This is not a stable peace. The Democrats have mostly won the debate over what the government should do, while the Republicans have mostly won the debate over how much the government should tax. Sadly, the two sides of that equation don’t come anywhere near to adding up. The war currently raging from cliff to cliff is about bringing taxation and commitments closer to alignment.

Klein predicts that the latest debt ceiling fight will fall in the Democrats' favor with Republicans eventually folding on cutting more government benefits. On a broader scale,  the fight over the welfare state is all but over and politics moving forward will focus on how to best implement this expansion of government--according to Klein.

So while the debate over the size of the welfare state is mostly concluded, the debate over its increasing sprawl is more necessary than ever. If we’re going to do so much -- and we are -- we should learn to do it well

Writing in the conservative blog the American Thinker, Greg Richards has alternative ideas for where we are as country, and the major political debate and problem at hand; spending and handling the debt.

→ SHORT PROBLEM:
Pick up the passage on the tax and welfare-state debate right after its last sentence, and write what comes next.

Coordinate annotation data:
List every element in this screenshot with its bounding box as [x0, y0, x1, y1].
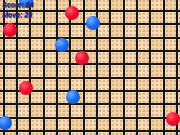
board-cell[interactable] — [151, 52, 162, 63]
board-cell[interactable] — [5, 12, 16, 23]
board-cell[interactable] — [98, 65, 109, 76]
board-cell[interactable] — [125, 25, 136, 36]
board-cell[interactable] — [151, 92, 162, 103]
board-cell[interactable] — [71, 39, 82, 50]
board-cell[interactable] — [58, 132, 69, 135]
board-cell[interactable] — [125, 105, 136, 116]
board-cell[interactable] — [98, 79, 109, 90]
board-cell[interactable] — [85, 79, 96, 90]
board-cell[interactable] — [165, 52, 176, 63]
board-cell[interactable] — [125, 119, 136, 130]
game-screen: Score: 64 Move: 25 — [0, 0, 180, 135]
board-cell[interactable] — [151, 105, 162, 116]
board-cell[interactable] — [45, 119, 56, 130]
board-cell[interactable] — [178, 0, 180, 10]
board-cell[interactable] — [5, 105, 16, 116]
board-cell[interactable] — [165, 39, 176, 50]
board-cell[interactable] — [18, 105, 29, 116]
board-cell[interactable] — [125, 0, 136, 10]
board-cell[interactable] — [151, 132, 162, 135]
board-cell[interactable] — [111, 25, 122, 36]
board-cell[interactable] — [71, 105, 82, 116]
board-cell[interactable] — [5, 65, 16, 76]
board-cell[interactable] — [0, 132, 3, 135]
board-cell[interactable] — [138, 52, 149, 63]
board-cell[interactable] — [31, 105, 42, 116]
board-cell[interactable] — [18, 39, 29, 50]
board-cell[interactable] — [151, 25, 162, 36]
board-cell[interactable] — [0, 105, 3, 116]
board-cell[interactable] — [138, 25, 149, 36]
board-cell[interactable] — [165, 79, 176, 90]
board-cell[interactable] — [31, 0, 42, 10]
board-cell[interactable] — [138, 65, 149, 76]
board-cell[interactable] — [165, 0, 176, 10]
board-cell[interactable] — [125, 52, 136, 63]
blue-ball[interactable] — [86, 16, 100, 30]
board-cell[interactable] — [98, 119, 109, 130]
board-cell[interactable] — [178, 52, 180, 63]
board-cell[interactable] — [165, 92, 176, 103]
board-cell[interactable] — [71, 65, 82, 76]
board-cell[interactable] — [5, 132, 16, 135]
blue-ball[interactable] — [55, 38, 69, 52]
board-cell[interactable] — [138, 0, 149, 10]
board-cell[interactable] — [178, 65, 180, 76]
board-cell[interactable] — [45, 65, 56, 76]
board-cell[interactable] — [45, 25, 56, 36]
board-cell[interactable] — [31, 79, 42, 90]
board-cell[interactable] — [71, 25, 82, 36]
board-cell[interactable] — [138, 105, 149, 116]
board-cell[interactable] — [111, 79, 122, 90]
board-cell[interactable] — [85, 119, 96, 130]
board-cell[interactable] — [165, 25, 176, 36]
board-cell[interactable] — [111, 119, 122, 130]
board-cell[interactable] — [71, 132, 82, 135]
board-cell[interactable] — [45, 0, 56, 10]
board-cell[interactable] — [0, 92, 3, 103]
board-cell[interactable] — [31, 119, 42, 130]
board-cell[interactable] — [111, 65, 122, 76]
board-cell[interactable] — [138, 39, 149, 50]
board-cell[interactable] — [178, 79, 180, 90]
board-cell[interactable] — [58, 105, 69, 116]
board-cell[interactable] — [58, 52, 69, 63]
board-cell[interactable] — [138, 12, 149, 23]
board-cell[interactable] — [178, 92, 180, 103]
board-cell[interactable] — [138, 119, 149, 130]
board-cell[interactable] — [31, 92, 42, 103]
board-cell[interactable] — [151, 119, 162, 130]
board-cell[interactable] — [85, 0, 96, 10]
board-cell[interactable] — [165, 132, 176, 135]
board-cell[interactable] — [98, 39, 109, 50]
red-ball[interactable] — [19, 81, 33, 95]
board-cell[interactable] — [165, 65, 176, 76]
board-cell[interactable] — [151, 79, 162, 90]
board-cell[interactable] — [178, 25, 180, 36]
board-cell[interactable] — [18, 132, 29, 135]
board-cell[interactable] — [0, 39, 3, 50]
board-cell[interactable] — [45, 105, 56, 116]
board-cell[interactable] — [138, 92, 149, 103]
board-cell[interactable] — [5, 92, 16, 103]
board-cell[interactable] — [58, 65, 69, 76]
board-cell[interactable] — [111, 105, 122, 116]
board-cell[interactable] — [178, 132, 180, 135]
board-cell[interactable] — [178, 12, 180, 23]
board-cell[interactable] — [18, 25, 29, 36]
board-cell[interactable] — [5, 39, 16, 50]
board-cell[interactable] — [45, 79, 56, 90]
board-cell[interactable] — [0, 12, 3, 23]
board-cell[interactable] — [98, 92, 109, 103]
board-cell[interactable] — [31, 39, 42, 50]
red-ball[interactable] — [65, 6, 79, 20]
board-cell[interactable] — [71, 79, 82, 90]
board-cell[interactable] — [125, 132, 136, 135]
board-cell[interactable] — [98, 0, 109, 10]
board-cell[interactable] — [98, 25, 109, 36]
board-cell[interactable] — [111, 52, 122, 63]
board-cell[interactable] — [18, 119, 29, 130]
board-cell[interactable] — [58, 25, 69, 36]
board-cell[interactable] — [111, 0, 122, 10]
board-cell[interactable] — [45, 52, 56, 63]
board-cell[interactable] — [111, 132, 122, 135]
board-cell[interactable] — [45, 132, 56, 135]
board-cell[interactable] — [125, 92, 136, 103]
board-cell[interactable] — [5, 79, 16, 90]
board-cell[interactable] — [111, 12, 122, 23]
board-cell[interactable] — [125, 39, 136, 50]
board-cell[interactable] — [138, 132, 149, 135]
board-cell[interactable] — [0, 0, 3, 10]
board-cell[interactable] — [125, 79, 136, 90]
board-cell[interactable] — [151, 12, 162, 23]
board-cell[interactable] — [5, 0, 16, 10]
red-ball[interactable] — [3, 23, 17, 37]
board-cell[interactable] — [5, 52, 16, 63]
board-cell[interactable] — [85, 65, 96, 76]
board-cell[interactable] — [138, 79, 149, 90]
board-cell[interactable] — [151, 39, 162, 50]
board-cell[interactable] — [18, 12, 29, 23]
board-cell[interactable] — [85, 105, 96, 116]
board-cell[interactable] — [0, 65, 3, 76]
board-cell[interactable] — [85, 39, 96, 50]
board-cell[interactable] — [98, 105, 109, 116]
board-cell[interactable] — [31, 12, 42, 23]
board-cell[interactable] — [45, 92, 56, 103]
board-cell[interactable] — [111, 92, 122, 103]
board-cell[interactable] — [85, 132, 96, 135]
board-cell[interactable] — [18, 52, 29, 63]
board-cell[interactable] — [58, 79, 69, 90]
board-cell[interactable] — [31, 25, 42, 36]
blue-ball[interactable] — [66, 90, 80, 104]
board-cell[interactable] — [18, 65, 29, 76]
board-cell[interactable] — [31, 52, 42, 63]
red-ball[interactable] — [75, 51, 89, 65]
board-cell[interactable] — [0, 52, 3, 63]
board-cell[interactable] — [165, 12, 176, 23]
board-cell[interactable] — [0, 79, 3, 90]
board-cell[interactable] — [71, 119, 82, 130]
board-cell[interactable] — [58, 119, 69, 130]
board-cell[interactable] — [111, 39, 122, 50]
board-cell[interactable] — [31, 132, 42, 135]
board-cell[interactable] — [151, 65, 162, 76]
board-cell[interactable] — [85, 92, 96, 103]
red-ball[interactable] — [166, 112, 180, 126]
board-cell[interactable] — [125, 65, 136, 76]
board-cell[interactable] — [125, 12, 136, 23]
board-cell[interactable] — [178, 39, 180, 50]
board-cell[interactable] — [31, 65, 42, 76]
board-cell[interactable] — [98, 132, 109, 135]
board-cell[interactable] — [45, 12, 56, 23]
board-cell[interactable] — [151, 0, 162, 10]
board-cell[interactable] — [98, 52, 109, 63]
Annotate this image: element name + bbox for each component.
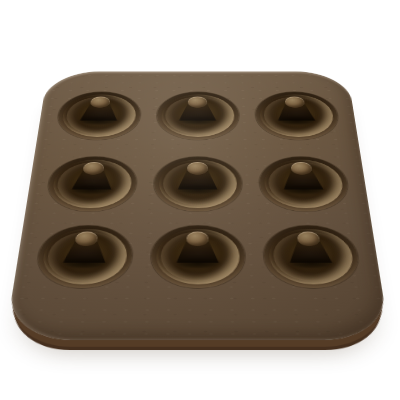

→ WRITTEN ANSWER:
What will become of us?  Nothing good if this(spending) continues.  The mechanism of financial ruin will be a collapse in the value of the dollar, perhaps occasioned by a return of the rate of interest the government pays on its debt to a normal level.  Currently, due to the unique circumstances of the slow growth world economy, the continued safe haven status of the U.S., and the Fed's quantitative easing, interest rates are at the abnormally low level of about 1.8% on the total federal debt.  Every 1% increase in the interest rate the federal government pays on its debt would add $125 billion to the budget.  An increase of 500 basis points, which would be large but not unprecedented, would add about $600 billion to federal expenditures simply to service the debt.  That could push the deficit to $2 trillion a year.

[...]

This budget battle is a turning point for republican government as significant as Caesar crossing the Rubicon and ending the Roman Republic.  Or, as Lincoln put it, determining whether "government of the people, by the people, for the people shall not perish from the earth."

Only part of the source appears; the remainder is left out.